═══ Excerpt to read ═══

Rabbinic family, originating in Bohemia, that settled in Galicia, Lithuania, and Hungary. The surname Broda (Braude, Broide, Braudo) indicates that the family’s origins were likely in the city of Brod, though the name could also be a Hebrew acronym for bene rabanim ve-dayane emet (the sons of rabbis and judges of truth).

The earliest known ancestor of the family is thought to be Sha’ul, rabbi of Bumsla (Mladá Boleslav, near Prague), who was a grandson of Yehudah Leib ben Betsal’el (Maharal). Sha’ul’s son, Avraham Broda (ca. 1650–1717), was the author of Eshel Avraham. Avraham’s son, Mosheh (1674–1741), served as rabbi in Hanau and Bamberg and wrote Ohel Mosheh, a supplement to and explanation of his father’s text. Mosheh’s son, Sha’ul, completed the task of publishing these two works together.

The further genealogy and chronology of the family is not entirely clear. Some members reached Galicia; others went to Lithuania where some served as rabbis and others were prominent in the Musar movement. Aharon (d. 1798), the son of Mosheh, moved to Lithuania and served as the head of the rabbinical court (rabbi of the community) in the city of Kalvarija. Aharon’s two sons also served as rabbis: Aryeh Leib in Kalvarija and Binyamin (d. 1818) in Grodno.

═══ Supplied records ═══

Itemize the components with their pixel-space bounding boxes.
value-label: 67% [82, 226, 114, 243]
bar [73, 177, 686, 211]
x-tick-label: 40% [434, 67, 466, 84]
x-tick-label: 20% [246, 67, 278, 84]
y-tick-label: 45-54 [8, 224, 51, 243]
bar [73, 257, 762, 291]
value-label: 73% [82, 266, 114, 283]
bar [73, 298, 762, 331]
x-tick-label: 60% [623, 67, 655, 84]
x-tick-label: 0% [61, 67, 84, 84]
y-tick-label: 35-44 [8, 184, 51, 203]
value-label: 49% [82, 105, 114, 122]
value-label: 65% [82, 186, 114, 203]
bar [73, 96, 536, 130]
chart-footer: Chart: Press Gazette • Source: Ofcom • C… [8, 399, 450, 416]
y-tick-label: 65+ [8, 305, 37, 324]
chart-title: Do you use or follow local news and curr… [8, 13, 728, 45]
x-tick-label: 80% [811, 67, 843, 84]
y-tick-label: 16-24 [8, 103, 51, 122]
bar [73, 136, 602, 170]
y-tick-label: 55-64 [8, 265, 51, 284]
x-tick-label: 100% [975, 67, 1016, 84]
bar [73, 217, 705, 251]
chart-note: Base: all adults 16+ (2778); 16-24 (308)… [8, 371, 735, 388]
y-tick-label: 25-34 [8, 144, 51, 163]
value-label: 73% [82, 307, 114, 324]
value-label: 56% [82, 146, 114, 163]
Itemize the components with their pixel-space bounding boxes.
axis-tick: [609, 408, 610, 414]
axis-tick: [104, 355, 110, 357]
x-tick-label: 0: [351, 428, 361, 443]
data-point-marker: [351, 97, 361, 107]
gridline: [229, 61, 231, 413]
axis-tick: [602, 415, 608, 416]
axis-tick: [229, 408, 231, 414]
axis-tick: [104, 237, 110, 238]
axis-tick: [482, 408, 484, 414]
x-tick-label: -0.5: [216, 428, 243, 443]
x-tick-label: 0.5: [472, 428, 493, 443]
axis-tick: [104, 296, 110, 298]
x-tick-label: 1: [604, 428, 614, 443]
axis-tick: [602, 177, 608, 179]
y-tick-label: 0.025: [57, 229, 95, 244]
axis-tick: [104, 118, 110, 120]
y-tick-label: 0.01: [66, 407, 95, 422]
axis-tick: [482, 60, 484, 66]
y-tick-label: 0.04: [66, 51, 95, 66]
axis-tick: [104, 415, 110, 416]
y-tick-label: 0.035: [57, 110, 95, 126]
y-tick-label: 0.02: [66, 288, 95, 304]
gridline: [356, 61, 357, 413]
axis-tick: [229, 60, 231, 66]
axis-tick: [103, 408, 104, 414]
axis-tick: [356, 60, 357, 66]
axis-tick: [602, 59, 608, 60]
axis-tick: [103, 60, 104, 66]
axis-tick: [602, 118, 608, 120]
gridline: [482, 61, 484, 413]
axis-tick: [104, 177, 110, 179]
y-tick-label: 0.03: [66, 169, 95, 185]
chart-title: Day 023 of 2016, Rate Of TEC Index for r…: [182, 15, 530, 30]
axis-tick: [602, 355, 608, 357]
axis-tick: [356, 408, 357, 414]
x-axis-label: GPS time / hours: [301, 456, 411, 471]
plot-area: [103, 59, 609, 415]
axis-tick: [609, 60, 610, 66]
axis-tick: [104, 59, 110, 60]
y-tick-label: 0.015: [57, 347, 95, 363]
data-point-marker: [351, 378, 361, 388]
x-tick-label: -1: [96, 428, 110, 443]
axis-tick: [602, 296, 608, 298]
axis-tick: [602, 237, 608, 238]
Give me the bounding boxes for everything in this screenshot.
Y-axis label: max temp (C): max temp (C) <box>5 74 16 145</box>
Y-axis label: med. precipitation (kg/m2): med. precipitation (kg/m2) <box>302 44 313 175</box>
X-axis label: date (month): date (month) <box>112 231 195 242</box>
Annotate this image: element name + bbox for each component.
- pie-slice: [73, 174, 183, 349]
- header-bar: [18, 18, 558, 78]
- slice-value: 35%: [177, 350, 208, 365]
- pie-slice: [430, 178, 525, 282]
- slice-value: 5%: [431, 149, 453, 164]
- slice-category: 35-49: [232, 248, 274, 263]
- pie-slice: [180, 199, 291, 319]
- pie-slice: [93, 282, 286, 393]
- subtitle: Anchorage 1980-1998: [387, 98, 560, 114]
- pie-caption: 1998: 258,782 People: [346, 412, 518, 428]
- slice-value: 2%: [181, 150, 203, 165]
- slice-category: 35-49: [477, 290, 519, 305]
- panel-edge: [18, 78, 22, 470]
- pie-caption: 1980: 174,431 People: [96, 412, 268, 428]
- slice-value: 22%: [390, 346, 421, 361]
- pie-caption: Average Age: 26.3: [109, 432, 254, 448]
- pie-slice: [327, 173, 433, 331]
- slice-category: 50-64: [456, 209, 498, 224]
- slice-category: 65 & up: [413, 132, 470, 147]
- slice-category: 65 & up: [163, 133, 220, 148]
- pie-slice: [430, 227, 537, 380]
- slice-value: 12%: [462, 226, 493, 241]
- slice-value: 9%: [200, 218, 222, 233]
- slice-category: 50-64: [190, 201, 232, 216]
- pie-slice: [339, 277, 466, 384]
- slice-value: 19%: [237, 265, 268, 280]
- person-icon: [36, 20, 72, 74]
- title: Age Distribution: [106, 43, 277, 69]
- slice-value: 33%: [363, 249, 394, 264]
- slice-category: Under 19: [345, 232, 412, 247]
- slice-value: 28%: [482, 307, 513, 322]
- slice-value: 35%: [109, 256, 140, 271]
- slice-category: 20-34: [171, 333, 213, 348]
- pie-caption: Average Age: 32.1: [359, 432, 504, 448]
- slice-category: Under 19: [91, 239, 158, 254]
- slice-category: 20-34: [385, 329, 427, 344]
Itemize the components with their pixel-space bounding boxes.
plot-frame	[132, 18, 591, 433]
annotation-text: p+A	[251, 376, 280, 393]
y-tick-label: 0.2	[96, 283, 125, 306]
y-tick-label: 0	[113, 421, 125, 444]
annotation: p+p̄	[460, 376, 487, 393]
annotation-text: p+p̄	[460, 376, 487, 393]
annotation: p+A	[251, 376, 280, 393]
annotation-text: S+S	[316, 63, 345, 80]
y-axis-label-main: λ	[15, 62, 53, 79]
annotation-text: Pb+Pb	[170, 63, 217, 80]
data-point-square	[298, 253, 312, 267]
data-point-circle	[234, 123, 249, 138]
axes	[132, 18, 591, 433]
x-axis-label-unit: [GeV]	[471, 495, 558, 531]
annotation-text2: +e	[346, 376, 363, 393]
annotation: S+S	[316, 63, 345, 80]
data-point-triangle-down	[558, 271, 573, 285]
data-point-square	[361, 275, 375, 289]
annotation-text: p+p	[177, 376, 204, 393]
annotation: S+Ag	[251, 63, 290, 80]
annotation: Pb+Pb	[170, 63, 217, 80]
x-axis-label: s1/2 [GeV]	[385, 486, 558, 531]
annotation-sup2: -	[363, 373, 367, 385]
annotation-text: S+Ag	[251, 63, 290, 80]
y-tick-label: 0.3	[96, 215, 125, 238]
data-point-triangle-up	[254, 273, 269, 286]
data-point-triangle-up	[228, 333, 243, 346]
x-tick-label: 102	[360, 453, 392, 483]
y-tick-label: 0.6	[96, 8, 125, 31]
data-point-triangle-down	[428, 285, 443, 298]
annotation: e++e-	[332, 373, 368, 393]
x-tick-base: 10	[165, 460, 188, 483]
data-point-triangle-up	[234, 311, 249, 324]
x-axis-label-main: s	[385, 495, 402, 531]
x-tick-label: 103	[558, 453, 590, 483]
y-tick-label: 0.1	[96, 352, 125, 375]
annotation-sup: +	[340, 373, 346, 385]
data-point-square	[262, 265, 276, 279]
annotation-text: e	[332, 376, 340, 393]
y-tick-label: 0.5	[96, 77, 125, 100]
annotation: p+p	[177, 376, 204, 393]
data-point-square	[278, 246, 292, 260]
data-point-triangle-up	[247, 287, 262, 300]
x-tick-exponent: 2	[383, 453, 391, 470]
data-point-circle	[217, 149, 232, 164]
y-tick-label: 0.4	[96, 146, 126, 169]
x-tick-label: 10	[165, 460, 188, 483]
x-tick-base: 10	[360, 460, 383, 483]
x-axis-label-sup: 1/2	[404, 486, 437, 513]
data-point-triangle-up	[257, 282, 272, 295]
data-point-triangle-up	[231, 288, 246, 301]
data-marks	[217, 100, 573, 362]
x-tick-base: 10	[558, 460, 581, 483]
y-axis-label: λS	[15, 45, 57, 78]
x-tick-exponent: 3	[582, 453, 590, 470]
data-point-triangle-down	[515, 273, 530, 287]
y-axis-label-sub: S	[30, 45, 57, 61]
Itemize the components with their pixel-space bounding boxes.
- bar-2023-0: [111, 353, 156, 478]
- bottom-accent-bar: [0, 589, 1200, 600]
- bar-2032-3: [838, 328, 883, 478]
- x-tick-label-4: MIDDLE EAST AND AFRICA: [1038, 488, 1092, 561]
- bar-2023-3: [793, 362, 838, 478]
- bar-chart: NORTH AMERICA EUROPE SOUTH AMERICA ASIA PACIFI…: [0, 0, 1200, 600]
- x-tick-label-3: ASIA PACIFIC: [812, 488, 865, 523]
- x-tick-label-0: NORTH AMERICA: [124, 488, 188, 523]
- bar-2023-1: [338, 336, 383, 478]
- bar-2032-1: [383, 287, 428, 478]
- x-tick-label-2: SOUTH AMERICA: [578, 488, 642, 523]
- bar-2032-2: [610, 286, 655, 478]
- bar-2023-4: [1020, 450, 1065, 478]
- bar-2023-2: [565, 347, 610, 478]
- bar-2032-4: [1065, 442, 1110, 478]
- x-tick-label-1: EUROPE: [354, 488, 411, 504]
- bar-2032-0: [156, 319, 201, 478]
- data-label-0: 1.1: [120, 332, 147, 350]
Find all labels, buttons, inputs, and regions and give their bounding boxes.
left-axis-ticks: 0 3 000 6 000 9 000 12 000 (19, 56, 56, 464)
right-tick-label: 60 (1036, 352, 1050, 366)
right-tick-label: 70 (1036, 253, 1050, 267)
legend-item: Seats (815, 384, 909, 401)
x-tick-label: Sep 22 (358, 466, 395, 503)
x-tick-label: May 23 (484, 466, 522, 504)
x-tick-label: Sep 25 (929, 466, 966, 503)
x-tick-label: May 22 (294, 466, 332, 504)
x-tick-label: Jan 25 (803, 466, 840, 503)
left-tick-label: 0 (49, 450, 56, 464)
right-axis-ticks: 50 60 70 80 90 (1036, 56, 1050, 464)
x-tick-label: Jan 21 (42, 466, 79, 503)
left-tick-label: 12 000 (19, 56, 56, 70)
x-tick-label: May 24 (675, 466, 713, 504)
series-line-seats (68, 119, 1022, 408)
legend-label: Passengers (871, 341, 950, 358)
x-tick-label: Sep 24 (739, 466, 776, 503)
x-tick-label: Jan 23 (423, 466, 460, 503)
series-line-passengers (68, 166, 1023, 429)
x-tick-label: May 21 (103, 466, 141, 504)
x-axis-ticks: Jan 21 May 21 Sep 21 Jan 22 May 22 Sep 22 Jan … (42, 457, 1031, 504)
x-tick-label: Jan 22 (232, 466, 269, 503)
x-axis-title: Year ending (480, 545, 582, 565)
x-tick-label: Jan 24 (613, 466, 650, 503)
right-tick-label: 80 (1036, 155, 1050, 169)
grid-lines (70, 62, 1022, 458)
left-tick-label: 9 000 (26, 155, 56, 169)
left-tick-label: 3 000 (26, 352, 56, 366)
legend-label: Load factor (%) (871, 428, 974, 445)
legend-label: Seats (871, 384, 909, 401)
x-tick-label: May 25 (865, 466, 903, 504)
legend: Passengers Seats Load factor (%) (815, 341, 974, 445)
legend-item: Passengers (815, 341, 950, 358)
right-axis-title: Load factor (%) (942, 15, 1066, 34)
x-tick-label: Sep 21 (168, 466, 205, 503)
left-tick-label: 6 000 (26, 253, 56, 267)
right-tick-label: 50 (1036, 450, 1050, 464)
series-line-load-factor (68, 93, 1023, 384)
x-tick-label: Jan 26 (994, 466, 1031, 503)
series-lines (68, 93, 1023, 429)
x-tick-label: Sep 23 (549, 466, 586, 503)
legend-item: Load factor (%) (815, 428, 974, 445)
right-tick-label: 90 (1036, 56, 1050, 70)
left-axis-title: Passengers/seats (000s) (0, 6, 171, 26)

═══

Stated task A: Please list every city where, according to the Broda family passage, a member of the family served as rabbi.
Stated task B:
Answer each question from the Broda family passage:
(i) Who wrote Eshel Avraham?
(ii) In which two cities did Mosheh serve as rabbi?
(iii) In what year did Binyamin die?
Stated task C: Reproduce the part of the Broda family passage that begins at the words "Rabbinic family, originating" and stops after "two works together.".
This material has no connection to the Broda family passage.

Correct response A: Bumsla (Mladá Boleslav), Hanau, Bamberg, Kalvarija, Grodno

Correct response B:
(i) Avraham Broda
(ii) Hanau and Bamberg
(iii) 1818

Correct response C:
Rabbinic family, originating in Bohemia, that settled in Galicia, Lithuania, and Hungary. The surname Broda (Braude, Broide, Braudo) indicates that the family’s origins were likely in the city of Brod, though the name could also be a Hebrew acronym for bene rabanim ve-dayane emet (the sons of rabbis and judges of truth).

The earliest known ancestor of the family is thought to be Sha’ul, rabbi of Bumsla (Mladá Boleslav, near Prague), who was a grandson of Yehudah Leib ben Betsal’el (Maharal). Sha’ul’s son, Avraham Broda (ca. 1650–1717), was the author of Eshel Avraham. Avraham’s son, Mosheh (1674–1741), served as rabbi in Hanau and Bamberg and wrote Ohel Mosheh, a supplement to and explanation of his father’s text. Mosheh’s son, Sha’ul, completed the task of publishing these two works together.